To be done =>
Word for word, set down the records and skip each picture.

Data records =>
•••

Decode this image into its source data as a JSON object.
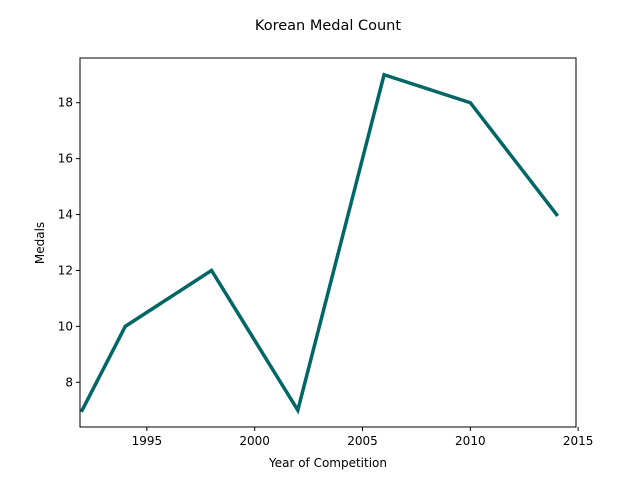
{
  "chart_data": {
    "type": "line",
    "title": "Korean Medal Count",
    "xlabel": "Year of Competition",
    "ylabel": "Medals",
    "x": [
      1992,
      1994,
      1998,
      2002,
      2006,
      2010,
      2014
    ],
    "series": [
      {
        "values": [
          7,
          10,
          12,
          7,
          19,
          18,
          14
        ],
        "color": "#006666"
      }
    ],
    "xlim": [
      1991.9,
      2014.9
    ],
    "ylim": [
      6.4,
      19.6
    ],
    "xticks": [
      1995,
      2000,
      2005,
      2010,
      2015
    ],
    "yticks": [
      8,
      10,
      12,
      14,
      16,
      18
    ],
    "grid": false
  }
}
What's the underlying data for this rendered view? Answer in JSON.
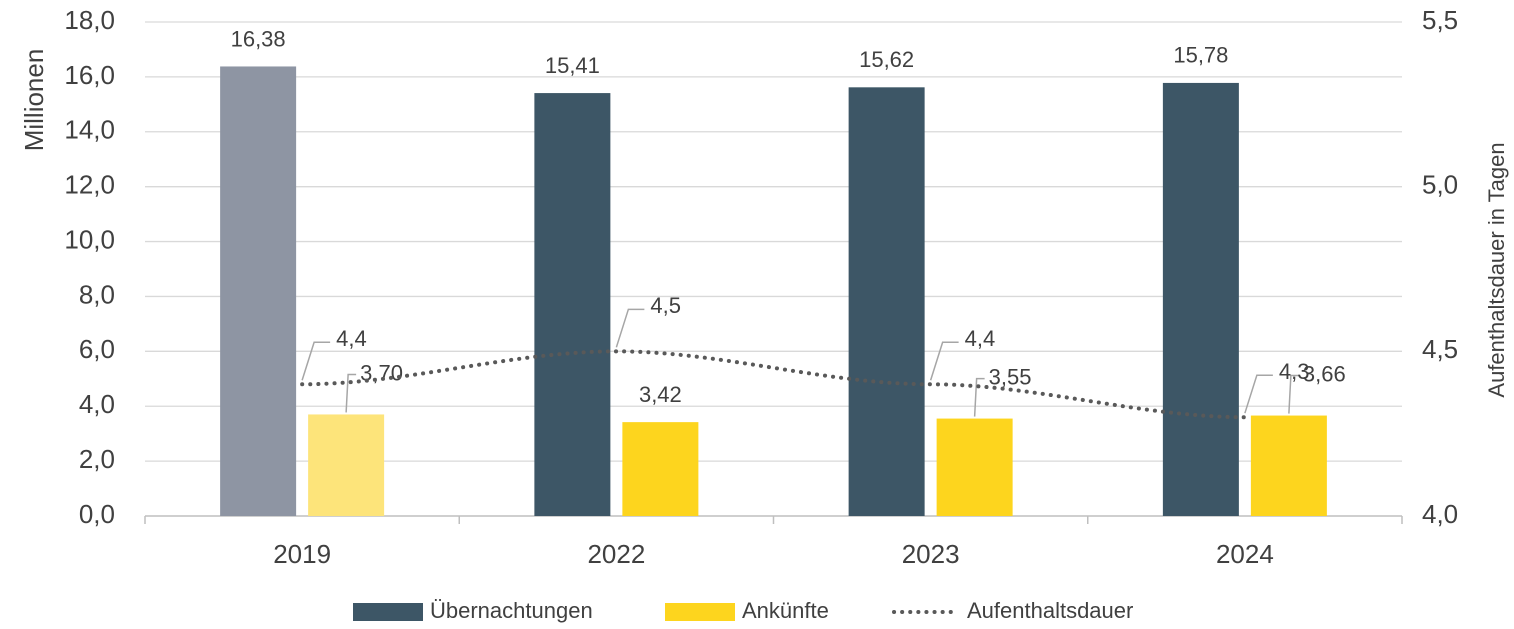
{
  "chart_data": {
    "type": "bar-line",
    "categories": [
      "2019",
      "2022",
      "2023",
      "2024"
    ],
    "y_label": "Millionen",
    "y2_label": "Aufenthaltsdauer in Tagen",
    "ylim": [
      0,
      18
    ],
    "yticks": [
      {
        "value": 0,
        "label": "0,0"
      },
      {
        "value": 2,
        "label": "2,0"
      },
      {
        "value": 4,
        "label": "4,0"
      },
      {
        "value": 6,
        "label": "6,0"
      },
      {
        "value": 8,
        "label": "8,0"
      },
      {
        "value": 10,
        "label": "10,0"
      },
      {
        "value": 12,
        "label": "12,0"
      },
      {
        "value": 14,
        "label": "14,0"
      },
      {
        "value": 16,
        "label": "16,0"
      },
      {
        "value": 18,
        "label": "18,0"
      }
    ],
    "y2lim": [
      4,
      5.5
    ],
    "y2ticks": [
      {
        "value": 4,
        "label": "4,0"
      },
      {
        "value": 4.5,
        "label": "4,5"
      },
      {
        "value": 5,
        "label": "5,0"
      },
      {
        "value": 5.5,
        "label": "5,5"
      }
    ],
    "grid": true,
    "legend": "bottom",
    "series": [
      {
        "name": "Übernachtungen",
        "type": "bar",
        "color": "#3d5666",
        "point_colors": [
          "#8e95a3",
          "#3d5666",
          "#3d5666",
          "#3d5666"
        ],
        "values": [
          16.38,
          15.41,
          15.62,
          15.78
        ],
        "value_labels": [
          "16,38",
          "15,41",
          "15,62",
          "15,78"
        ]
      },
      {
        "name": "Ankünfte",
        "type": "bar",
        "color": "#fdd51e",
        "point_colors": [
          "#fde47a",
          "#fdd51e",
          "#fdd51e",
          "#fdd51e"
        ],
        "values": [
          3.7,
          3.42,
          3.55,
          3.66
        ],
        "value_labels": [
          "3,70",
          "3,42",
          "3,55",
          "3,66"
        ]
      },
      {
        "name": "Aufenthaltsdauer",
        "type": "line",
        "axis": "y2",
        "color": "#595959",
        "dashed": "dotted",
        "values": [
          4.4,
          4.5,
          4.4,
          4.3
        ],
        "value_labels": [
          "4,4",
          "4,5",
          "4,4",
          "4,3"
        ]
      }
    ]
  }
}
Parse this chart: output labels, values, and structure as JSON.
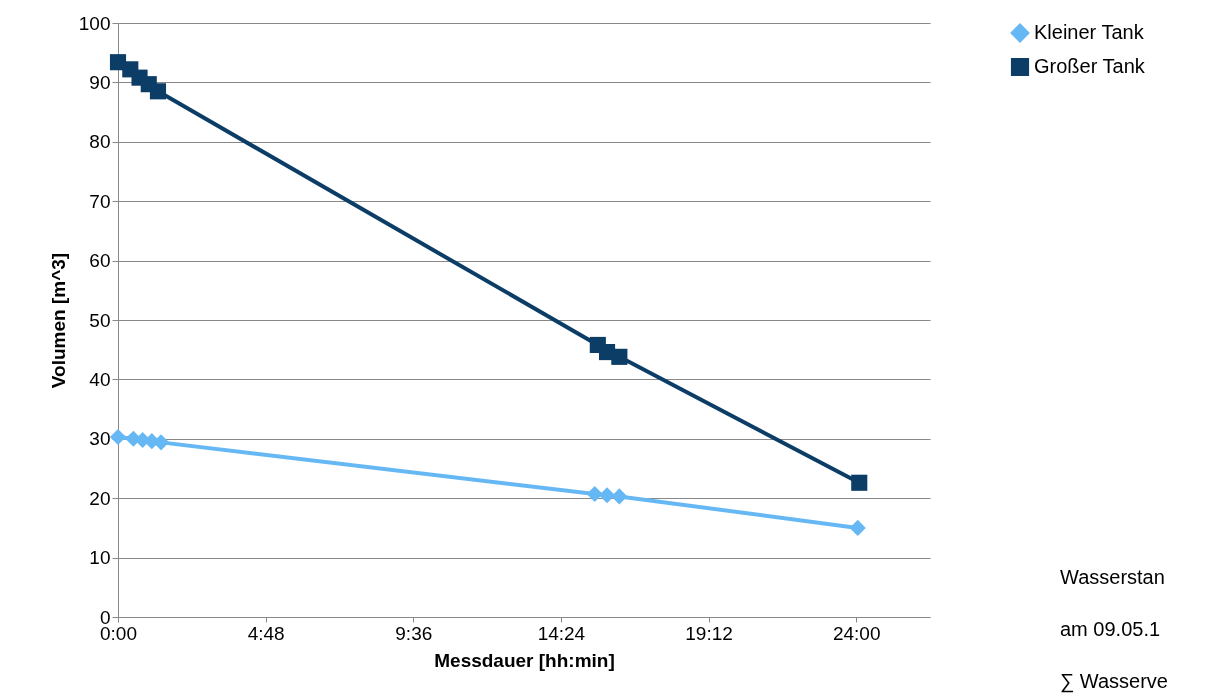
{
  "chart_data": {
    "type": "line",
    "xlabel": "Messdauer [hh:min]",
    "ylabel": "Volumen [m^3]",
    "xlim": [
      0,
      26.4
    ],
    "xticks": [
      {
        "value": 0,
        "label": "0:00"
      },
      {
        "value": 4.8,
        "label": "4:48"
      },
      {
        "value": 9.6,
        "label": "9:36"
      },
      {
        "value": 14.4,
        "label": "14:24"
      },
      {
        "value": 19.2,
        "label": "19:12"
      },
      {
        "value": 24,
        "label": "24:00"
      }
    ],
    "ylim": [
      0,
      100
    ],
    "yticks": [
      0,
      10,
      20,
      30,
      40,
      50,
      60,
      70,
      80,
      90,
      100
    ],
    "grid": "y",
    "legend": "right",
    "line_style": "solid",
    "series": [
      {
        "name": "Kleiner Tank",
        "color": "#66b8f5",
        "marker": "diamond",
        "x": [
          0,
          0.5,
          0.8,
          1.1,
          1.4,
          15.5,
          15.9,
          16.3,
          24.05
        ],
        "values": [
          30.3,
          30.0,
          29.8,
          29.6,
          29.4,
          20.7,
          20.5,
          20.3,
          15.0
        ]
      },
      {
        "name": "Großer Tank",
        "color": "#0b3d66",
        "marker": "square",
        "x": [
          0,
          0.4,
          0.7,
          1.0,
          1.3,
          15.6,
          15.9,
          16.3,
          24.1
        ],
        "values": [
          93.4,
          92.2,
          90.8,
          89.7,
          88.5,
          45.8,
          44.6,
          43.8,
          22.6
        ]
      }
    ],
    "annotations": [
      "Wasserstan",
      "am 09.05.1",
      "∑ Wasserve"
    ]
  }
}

•••

Solution for this exercise =>
Decode this image into its source data as a JSON object.
{
  "chart_data": {
    "type": "line",
    "title": "Korean Medal Count",
    "xlabel": "Year of Competition",
    "ylabel": "Medals",
    "x": [
      1992,
      1994,
      1998,
      2002,
      2006,
      2010,
      2014
    ],
    "series": [
      {
        "values": [
          7,
          10,
          12,
          7,
          19,
          18,
          14
        ],
        "color": "#006666"
      }
    ],
    "xlim": [
      1991.9,
      2014.9
    ],
    "ylim": [
      6.4,
      19.6
    ],
    "xticks": [
      1995,
      2000,
      2005,
      2010,
      2015
    ],
    "yticks": [
      8,
      10,
      12,
      14,
      16,
      18
    ],
    "grid": false
  }
}
What's the underlying data for this rendered view? Answer in JSON.
{
  "chart_data": {
    "type": "bar-line",
    "categories": [
      "2019",
      "2022",
      "2023",
      "2024"
    ],
    "y_label": "Millionen",
    "y2_label": "Aufenthaltsdauer in Tagen",
    "ylim": [
      0,
      18
    ],
    "yticks": [
      {
        "value": 0,
        "label": "0,0"
      },
      {
        "value": 2,
        "label": "2,0"
      },
      {
        "value": 4,
        "label": "4,0"
      },
      {
        "value": 6,
        "label": "6,0"
      },
      {
        "value": 8,
        "label": "8,0"
      },
      {
        "value": 10,
        "label": "10,0"
      },
      {
        "value": 12,
        "label": "12,0"
      },
      {
        "value": 14,
        "label": "14,0"
      },
      {
        "value": 16,
        "label": "16,0"
      },
      {
        "value": 18,
        "label": "18,0"
      }
    ],
    "y2lim": [
      4,
      5.5
    ],
    "y2ticks": [
      {
        "value": 4,
        "label": "4,0"
      },
      {
        "value": 4.5,
        "label": "4,5"
      },
      {
        "value": 5,
        "label": "5,0"
      },
      {
        "value": 5.5,
        "label": "5,5"
      }
    ],
    "grid": true,
    "legend": "bottom",
    "series": [
      {
        "name": "Übernachtungen",
        "type": "bar",
        "color": "#3d5666",
        "point_colors": [
          "#8e95a3",
          "#3d5666",
          "#3d5666",
          "#3d5666"
        ],
        "values": [
          16.38,
          15.41,
          15.62,
          15.78
        ],
        "value_labels": [
          "16,38",
          "15,41",
          "15,62",
          "15,78"
        ]
      },
      {
        "name": "Ankünfte",
        "type": "bar",
        "color": "#fdd51e",
        "point_colors": [
          "#fde47a",
          "#fdd51e",
          "#fdd51e",
          "#fdd51e"
        ],
        "values": [
          3.7,
          3.42,
          3.55,
          3.66
        ],
        "value_labels": [
          "3,70",
          "3,42",
          "3,55",
          "3,66"
        ]
      },
      {
        "name": "Aufenthaltsdauer",
        "type": "line",
        "axis": "y2",
        "color": "#595959",
        "dashed": "dotted",
        "values": [
          4.4,
          4.5,
          4.4,
          4.3
        ],
        "value_labels": [
          "4,4",
          "4,5",
          "4,4",
          "4,3"
        ]
      }
    ]
  }
}
Parse this chart: output labels, values, and structure as JSON.
{
  "chart_data": {
    "type": "line",
    "xlabel": "Messdauer [hh:min]",
    "ylabel": "Volumen [m^3]",
    "xlim": [
      0,
      26.4
    ],
    "xticks": [
      {
        "value": 0,
        "label": "0:00"
      },
      {
        "value": 4.8,
        "label": "4:48"
      },
      {
        "value": 9.6,
        "label": "9:36"
      },
      {
        "value": 14.4,
        "label": "14:24"
      },
      {
        "value": 19.2,
        "label": "19:12"
      },
      {
        "value": 24,
        "label": "24:00"
      }
    ],
    "ylim": [
      0,
      100
    ],
    "yticks": [
      0,
      10,
      20,
      30,
      40,
      50,
      60,
      70,
      80,
      90,
      100
    ],
    "grid": "y",
    "legend": "right",
    "line_style": "solid",
    "series": [
      {
        "name": "Kleiner Tank",
        "color": "#66b8f5",
        "marker": "diamond",
        "x": [
          0,
          0.5,
          0.8,
          1.1,
          1.4,
          15.5,
          15.9,
          16.3,
          24.05
        ],
        "values": [
          30.3,
          30.0,
          29.8,
          29.6,
          29.4,
          20.7,
          20.5,
          20.3,
          15.0
        ]
      },
      {
        "name": "Großer Tank",
        "color": "#0b3d66",
        "marker": "square",
        "x": [
          0,
          0.4,
          0.7,
          1.0,
          1.3,
          15.6,
          15.9,
          16.3,
          24.1
        ],
        "values": [
          93.4,
          92.2,
          90.8,
          89.7,
          88.5,
          45.8,
          44.6,
          43.8,
          22.6
        ]
      }
    ],
    "annotations": [
      "Wasserstan",
      "am 09.05.1",
      "∑ Wasserve"
    ]
  }
}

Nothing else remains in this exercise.